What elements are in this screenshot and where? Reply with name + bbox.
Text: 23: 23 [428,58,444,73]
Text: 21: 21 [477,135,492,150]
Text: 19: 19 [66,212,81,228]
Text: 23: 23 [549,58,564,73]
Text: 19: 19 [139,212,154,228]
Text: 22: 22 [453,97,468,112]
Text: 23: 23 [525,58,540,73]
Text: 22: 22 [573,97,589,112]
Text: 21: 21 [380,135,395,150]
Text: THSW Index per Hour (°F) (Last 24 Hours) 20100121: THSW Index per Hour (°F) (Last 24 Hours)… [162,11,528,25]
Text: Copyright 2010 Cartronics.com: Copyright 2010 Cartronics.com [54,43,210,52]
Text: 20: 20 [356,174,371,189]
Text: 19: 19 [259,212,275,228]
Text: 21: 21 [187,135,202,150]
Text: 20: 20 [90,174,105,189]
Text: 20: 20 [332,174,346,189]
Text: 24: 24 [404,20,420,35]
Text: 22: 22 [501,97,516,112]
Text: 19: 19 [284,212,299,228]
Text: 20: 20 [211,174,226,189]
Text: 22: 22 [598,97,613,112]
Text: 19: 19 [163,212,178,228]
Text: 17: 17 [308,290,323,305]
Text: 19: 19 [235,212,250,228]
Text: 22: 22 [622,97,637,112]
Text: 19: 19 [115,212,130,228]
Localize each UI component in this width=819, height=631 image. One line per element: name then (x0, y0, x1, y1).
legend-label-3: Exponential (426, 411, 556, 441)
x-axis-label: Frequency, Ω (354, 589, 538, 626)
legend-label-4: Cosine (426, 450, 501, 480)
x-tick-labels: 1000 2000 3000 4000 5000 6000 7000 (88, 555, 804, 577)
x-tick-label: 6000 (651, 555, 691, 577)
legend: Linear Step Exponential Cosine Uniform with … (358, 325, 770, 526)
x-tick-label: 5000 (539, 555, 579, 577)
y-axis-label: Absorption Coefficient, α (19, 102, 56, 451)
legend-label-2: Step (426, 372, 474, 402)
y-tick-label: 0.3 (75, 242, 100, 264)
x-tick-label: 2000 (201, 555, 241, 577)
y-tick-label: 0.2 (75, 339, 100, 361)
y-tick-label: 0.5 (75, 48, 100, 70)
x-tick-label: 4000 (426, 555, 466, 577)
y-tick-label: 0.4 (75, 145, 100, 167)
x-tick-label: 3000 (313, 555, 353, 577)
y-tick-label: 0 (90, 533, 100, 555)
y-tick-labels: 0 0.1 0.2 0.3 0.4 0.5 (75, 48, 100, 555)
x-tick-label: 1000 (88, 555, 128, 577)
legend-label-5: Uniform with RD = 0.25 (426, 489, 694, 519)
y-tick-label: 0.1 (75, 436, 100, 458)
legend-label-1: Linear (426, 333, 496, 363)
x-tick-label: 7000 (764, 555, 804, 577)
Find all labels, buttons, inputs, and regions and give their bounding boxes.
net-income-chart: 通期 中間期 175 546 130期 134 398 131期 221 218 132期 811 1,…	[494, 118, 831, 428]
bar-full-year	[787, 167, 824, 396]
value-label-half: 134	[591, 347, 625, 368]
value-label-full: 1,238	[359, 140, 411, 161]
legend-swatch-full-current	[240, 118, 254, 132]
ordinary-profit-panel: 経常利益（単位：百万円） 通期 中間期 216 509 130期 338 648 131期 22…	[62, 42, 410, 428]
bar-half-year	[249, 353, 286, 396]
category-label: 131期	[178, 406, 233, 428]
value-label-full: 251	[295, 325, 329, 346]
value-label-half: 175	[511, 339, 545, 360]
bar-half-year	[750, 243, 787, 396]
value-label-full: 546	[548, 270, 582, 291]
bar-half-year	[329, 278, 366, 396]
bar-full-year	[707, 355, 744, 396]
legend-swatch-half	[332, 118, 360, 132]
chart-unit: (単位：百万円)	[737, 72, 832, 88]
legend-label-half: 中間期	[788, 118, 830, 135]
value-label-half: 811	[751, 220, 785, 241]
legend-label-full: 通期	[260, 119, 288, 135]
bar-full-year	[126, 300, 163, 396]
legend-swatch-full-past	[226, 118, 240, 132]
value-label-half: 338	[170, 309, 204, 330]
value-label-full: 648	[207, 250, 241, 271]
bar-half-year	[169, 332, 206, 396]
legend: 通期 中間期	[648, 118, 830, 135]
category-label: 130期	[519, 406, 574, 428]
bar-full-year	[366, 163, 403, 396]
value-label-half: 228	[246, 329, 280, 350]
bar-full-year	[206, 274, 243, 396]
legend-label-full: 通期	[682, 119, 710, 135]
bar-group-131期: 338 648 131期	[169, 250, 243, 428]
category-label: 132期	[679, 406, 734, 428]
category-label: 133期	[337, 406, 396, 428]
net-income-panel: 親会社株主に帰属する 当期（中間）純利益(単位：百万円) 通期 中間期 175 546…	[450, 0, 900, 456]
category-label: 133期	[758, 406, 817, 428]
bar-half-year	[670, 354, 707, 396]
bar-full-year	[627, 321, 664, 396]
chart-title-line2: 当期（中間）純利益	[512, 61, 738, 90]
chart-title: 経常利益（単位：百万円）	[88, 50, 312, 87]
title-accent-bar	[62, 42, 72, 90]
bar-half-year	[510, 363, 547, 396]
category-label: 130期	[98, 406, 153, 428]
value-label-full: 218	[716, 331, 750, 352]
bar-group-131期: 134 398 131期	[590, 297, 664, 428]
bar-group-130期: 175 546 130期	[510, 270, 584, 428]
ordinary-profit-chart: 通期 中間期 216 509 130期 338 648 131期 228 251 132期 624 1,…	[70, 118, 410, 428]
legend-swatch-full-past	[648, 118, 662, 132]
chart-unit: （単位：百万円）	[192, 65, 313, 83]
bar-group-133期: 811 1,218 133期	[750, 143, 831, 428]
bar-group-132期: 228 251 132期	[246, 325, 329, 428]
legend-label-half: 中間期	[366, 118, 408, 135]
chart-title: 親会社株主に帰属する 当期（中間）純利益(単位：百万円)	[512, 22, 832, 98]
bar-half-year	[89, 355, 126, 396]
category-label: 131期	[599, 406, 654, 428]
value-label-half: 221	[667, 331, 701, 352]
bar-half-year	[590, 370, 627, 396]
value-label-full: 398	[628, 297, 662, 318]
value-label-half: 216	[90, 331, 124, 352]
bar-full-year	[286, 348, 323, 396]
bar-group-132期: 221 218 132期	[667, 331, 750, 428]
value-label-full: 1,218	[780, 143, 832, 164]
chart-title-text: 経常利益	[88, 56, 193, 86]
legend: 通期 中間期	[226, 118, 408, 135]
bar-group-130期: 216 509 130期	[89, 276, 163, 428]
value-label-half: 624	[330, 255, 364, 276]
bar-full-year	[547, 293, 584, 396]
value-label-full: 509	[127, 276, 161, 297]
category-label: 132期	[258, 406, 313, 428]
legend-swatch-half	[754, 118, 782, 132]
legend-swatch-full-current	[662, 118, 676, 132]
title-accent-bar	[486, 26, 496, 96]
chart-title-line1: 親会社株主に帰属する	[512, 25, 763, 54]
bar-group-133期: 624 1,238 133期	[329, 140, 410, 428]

------------------------------------------------------------

## DIRECTION
Convert every line of the material into a JSON list of strings, one string per line, with blank lines omitted.

## OUTPUT BELOW
[
  "What elements are in this screenshot and where? Reply with name + bbox.",
  "Text: 23: 23 [428,58,444,73]",
  "Text: 21: 21 [477,135,492,150]",
  "Text: 19: 19 [66,212,81,228]",
  "Text: 23: 23 [549,58,564,73]",
  "Text: 19: 19 [139,212,154,228]",
  "Text: 22: 22 [453,97,468,112]",
  "Text: 23: 23 [525,58,540,73]",
  "Text: 22: 22 [573,97,589,112]",
  "Text: 21: 21 [380,135,395,150]",
  "Text: THSW Index per Hour (°F) (Last 24 Hours) 20100121: THSW Index per Hour (°F) (Last 24 Hours)… [162,11,528,25]",
  "Text: Copyright 2010 Cartronics.com: Copyright 2010 Cartronics.com [54,43,210,52]",
  "Text: 20: 20 [356,174,371,189]",
  "Text: 19: 19 [259,212,275,228]",
  "Text: 21: 21 [187,135,202,150]",
  "Text: 20: 20 [90,174,105,189]",
  "Text: 20: 20 [332,174,346,189]",
  "Text: 24: 24 [404,20,420,35]",
  "Text: 22: 22 [501,97,516,112]",
  "Text: 19: 19 [284,212,299,228]",
  "Text: 20: 20 [211,174,226,189]",
  "Text: 22: 22 [598,97,613,112]",
  "Text: 19: 19 [163,212,178,228]",
  "Text: 17: 17 [308,290,323,305]",
  "Text: 19: 19 [235,212,250,228]",
  "Text: 22: 22 [622,97,637,112]",
  "Text: 19: 19 [115,212,130,228]",
  "Localize each UI component in this width=819, height=631 image. One line per element: name then (x0, y0, x1, y1).",
  "legend-label-3: Exponential (426, 411, 556, 441)",
  "x-axis-label: Frequency, Ω (354, 589, 538, 626)",
  "legend-label-4: Cosine (426, 450, 501, 480)",
  "x-tick-labels: 1000 2000 3000 4000 5000 6000 7000 (88, 555, 804, 577)",
  "x-tick-label: 6000 (651, 555, 691, 577)",
  "legend: Linear Step Exponential Cosine Uniform with … (358, 325, 770, 526)",
  "x-tick-label: 5000 (539, 555, 579, 577)",
  "y-axis-label: Absorption Coefficient, α (19, 102, 56, 451)",
  "legend-label-2: Step (426, 372, 474, 402)",
  "y-tick-label: 0.3 (75, 242, 100, 264)",
  "x-tick-label: 2000 (201, 555, 241, 577)",
  "y-tick-label: 0.2 (75, 339, 100, 361)",
  "y-tick-label: 0.5 (75, 48, 100, 70)",
  "x-tick-label: 4000 (426, 555, 466, 577)",
  "y-tick-label: 0.4 (75, 145, 100, 167)",
  "x-tick-label: 3000 (313, 555, 353, 577)",
  "y-tick-label: 0 (90, 533, 100, 555)",
  "y-tick-labels: 0 0.1 0.2 0.3 0.4 0.5 (75, 48, 100, 555)",
  "x-tick-label: 1000 (88, 555, 128, 577)",
  "legend-label-5: Uniform with RD = 0.25 (426, 489, 694, 519)",
  "y-tick-label: 0.1 (75, 436, 100, 458)",
  "legend-label-1: Linear (426, 333, 496, 363)",
  "x-tick-label: 7000 (764, 555, 804, 577)",
  "Find all labels, buttons, inputs, and regions and give their bounding boxes.",
  "net-income-chart: 通期 中間期 175 546 130期 134 398 131期 221 218 132期 811 1,…\t[494, 118, 831, 428]",
  "bar-full-year\t[787, 167, 824, 396]",
  "value-label-half: 134\t[591, 347, 625, 368]",
  "value-label-full: 1,238\t[359, 140, 411, 161]",
  "legend-swatch-full-current\t[240, 118, 254, 132]",
  "ordinary-profit-panel: 経常利益（単位：百万円） 通期 中間期 216 509 130期 338 648 131期 22…\t[62, 42, 410, 428]",
  "bar-half-year\t[249, 353, 286, 396]",
  "category-label: 131期\t[178, 406, 233, 428]",
  "value-label-full: 251\t[295, 325, 329, 346]",
  "value-label-half: 175\t[511, 339, 545, 360]",
  "bar-half-year\t[750, 243, 787, 396]",
  "value-label-full: 546\t[548, 270, 582, 291]",
  "bar-half-year\t[329, 278, 366, 396]",
  "bar-full-year\t[707, 355, 744, 396]",
  "legend-swatch-half\t[332, 118, 360, 132]",
  "chart-unit: (単位：百万円)\t[737, 72, 832, 88]",
  "legend-label-half: 中間期\t[788, 118, 830, 135]",
  "value-label-half: 811\t[751, 220, 785, 241]",
  "legend-label-full: 通期\t[260, 119, 288, 135]",
  "bar-full-year\t[126, 300, 163, 396]",
  "legend-swatch-full-past\t[226, 118, 240, 132]",
  "value-label-half: 338\t[170, 309, 204, 330]",
  "value-label-full: 648\t[207, 250, 241, 271]",
  "bar-half-year\t[169, 332, 206, 396]",
  "legend: 通期 中間期\t[648, 118, 830, 135]",
  "category-label: 130期\t[519, 406, 574, 428]",
  "bar-full-year\t[366, 163, 403, 396]",
  "value-label-half: 228\t[246, 329, 280, 350]",
  "bar-full-year\t[206, 274, 243, 396]",
  "legend-label-full: 通期\t[682, 119, 710, 135]",
  "bar-group-131期: 338 648 131期\t[169, 250, 243, 428]",
  "category-label: 132期\t[679, 406, 734, 428]",
  "category-label: 133期\t[337, 406, 396, 428]",
  "net-income-panel: 親会社株主に帰属する 当期（中間）純利益(単位：百万円) 通期 中間期 175 546…\t[450, 0, 900, 456]",
  "category-label: 133期\t[758, 406, 817, 428]",
  "bar-half-year\t[670, 354, 707, 396]",
  "bar-full-year\t[627, 321, 664, 396]",
  "chart-title-line2: 当期（中間）純利益\t[512, 61, 738, 90]",
  "chart-title: 経常利益（単位：百万円）\t[88, 50, 312, 87]",
  "title-accent-bar\t[62, 42, 72, 90]",
  "bar-half-year\t[510, 363, 547, 396]",
  "category-label: 130期\t[98, 406, 153, 428]",
  "value-label-full: 218\t[716, 331, 750, 352]",
  "bar-group-131期: 134 398 131期\t[590, 297, 664, 428]",
  "bar-group-130期: 175 546 130期\t[510, 270, 584, 428]",
  "ordinary-profit-chart: 通期 中間期 216 509 130期 338 648 131期 228 251 132期 624 1,…\t[70, 118, 410, 428]",
  "legend-swatch-full-past\t[648, 118, 662, 132]",
  "chart-unit: （単位：百万円）\t[192, 65, 313, 83]",
  "bar-group-133期: 811 1,218 133期\t[750, 143, 831, 428]",
  "bar-group-132期: 228 251 132期\t[246, 325, 329, 428]",
  "legend-label-half: 中間期\t[366, 118, 408, 135]",
  "chart-title: 親会社株主に帰属する 当期（中間）純利益(単位：百万円)\t[512, 22, 832, 98]",
  "bar-half-year\t[89, 355, 126, 396]",
  "category-label: 131期\t[599, 406, 654, 428]",
  "value-label-half: 221\t[667, 331, 701, 352]",
  "bar-half-year\t[590, 370, 627, 396]",
  "value-label-full: 398\t[628, 297, 662, 318]",
  "value-label-half: 216\t[90, 331, 124, 352]",
  "bar-full-year\t[286, 348, 323, 396]",
  "bar-group-132期: 221 218 132期\t[667, 331, 750, 428]",
  "value-label-full: 1,218\t[780, 143, 832, 164]",
  "chart-title-text: 経常利益\t[88, 56, 193, 86]",
  "legend: 通期 中間期\t[226, 118, 408, 135]",
  "bar-group-130期: 216 509 130期\t[89, 276, 163, 428]",
  "value-label-half: 624\t[330, 255, 364, 276]",
  "bar-full-year\t[547, 293, 584, 396]",
  "value-label-full: 509\t[127, 276, 161, 297]",
  "category-label: 132期\t[258, 406, 313, 428]",
  "legend-swatch-half\t[754, 118, 782, 132]",
  "legend-swatch-full-current\t[662, 118, 676, 132]",
  "title-accent-bar\t[486, 26, 496, 96]",
  "chart-title-line1: 親会社株主に帰属する\t[512, 25, 763, 54]",
  "bar-group-133期: 624 1,238 133期\t[329, 140, 410, 428]"
]